Task requirements :: Reproduce the items word for word, starting at the first line and ending at the line that contains "tab-translate-label: Translate: [844, 2139, 937, 2164]", with both of those lines included and nothing after them.

Provided data ::
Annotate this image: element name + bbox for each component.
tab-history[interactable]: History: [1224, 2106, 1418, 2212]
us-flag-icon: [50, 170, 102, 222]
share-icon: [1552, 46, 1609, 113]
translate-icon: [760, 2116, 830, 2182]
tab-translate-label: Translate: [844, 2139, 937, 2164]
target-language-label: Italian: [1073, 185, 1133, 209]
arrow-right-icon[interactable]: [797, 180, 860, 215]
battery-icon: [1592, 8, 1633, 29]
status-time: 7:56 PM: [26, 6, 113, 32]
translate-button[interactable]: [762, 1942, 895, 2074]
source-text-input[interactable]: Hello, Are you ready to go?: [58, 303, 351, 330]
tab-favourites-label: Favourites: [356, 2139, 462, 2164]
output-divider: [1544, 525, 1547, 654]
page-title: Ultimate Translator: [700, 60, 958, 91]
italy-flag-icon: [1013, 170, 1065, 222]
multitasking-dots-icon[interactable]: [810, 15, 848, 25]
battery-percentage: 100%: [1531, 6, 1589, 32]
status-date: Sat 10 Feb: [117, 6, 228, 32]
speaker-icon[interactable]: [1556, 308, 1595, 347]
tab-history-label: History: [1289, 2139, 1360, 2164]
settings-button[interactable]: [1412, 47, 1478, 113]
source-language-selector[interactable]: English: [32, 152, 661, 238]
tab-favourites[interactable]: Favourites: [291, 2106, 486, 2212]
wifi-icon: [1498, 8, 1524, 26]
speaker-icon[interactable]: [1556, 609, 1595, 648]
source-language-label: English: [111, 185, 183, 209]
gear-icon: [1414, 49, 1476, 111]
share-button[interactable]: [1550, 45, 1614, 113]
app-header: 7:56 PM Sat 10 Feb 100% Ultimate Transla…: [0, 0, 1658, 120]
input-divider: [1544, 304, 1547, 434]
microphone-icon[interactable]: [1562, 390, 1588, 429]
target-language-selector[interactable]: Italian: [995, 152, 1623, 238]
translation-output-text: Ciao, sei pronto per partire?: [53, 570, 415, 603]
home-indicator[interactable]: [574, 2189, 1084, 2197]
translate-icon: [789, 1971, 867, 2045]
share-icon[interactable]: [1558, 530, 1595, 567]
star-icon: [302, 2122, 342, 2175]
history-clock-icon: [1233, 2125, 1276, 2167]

Answer below ::
Annotate this image: element name + bbox for each component.
tab-history[interactable]: History: [1224, 2106, 1418, 2212]
us-flag-icon: [50, 170, 102, 222]
share-icon: [1552, 46, 1609, 113]
translate-icon: [760, 2116, 830, 2182]
tab-translate-label: Translate: [844, 2139, 937, 2164]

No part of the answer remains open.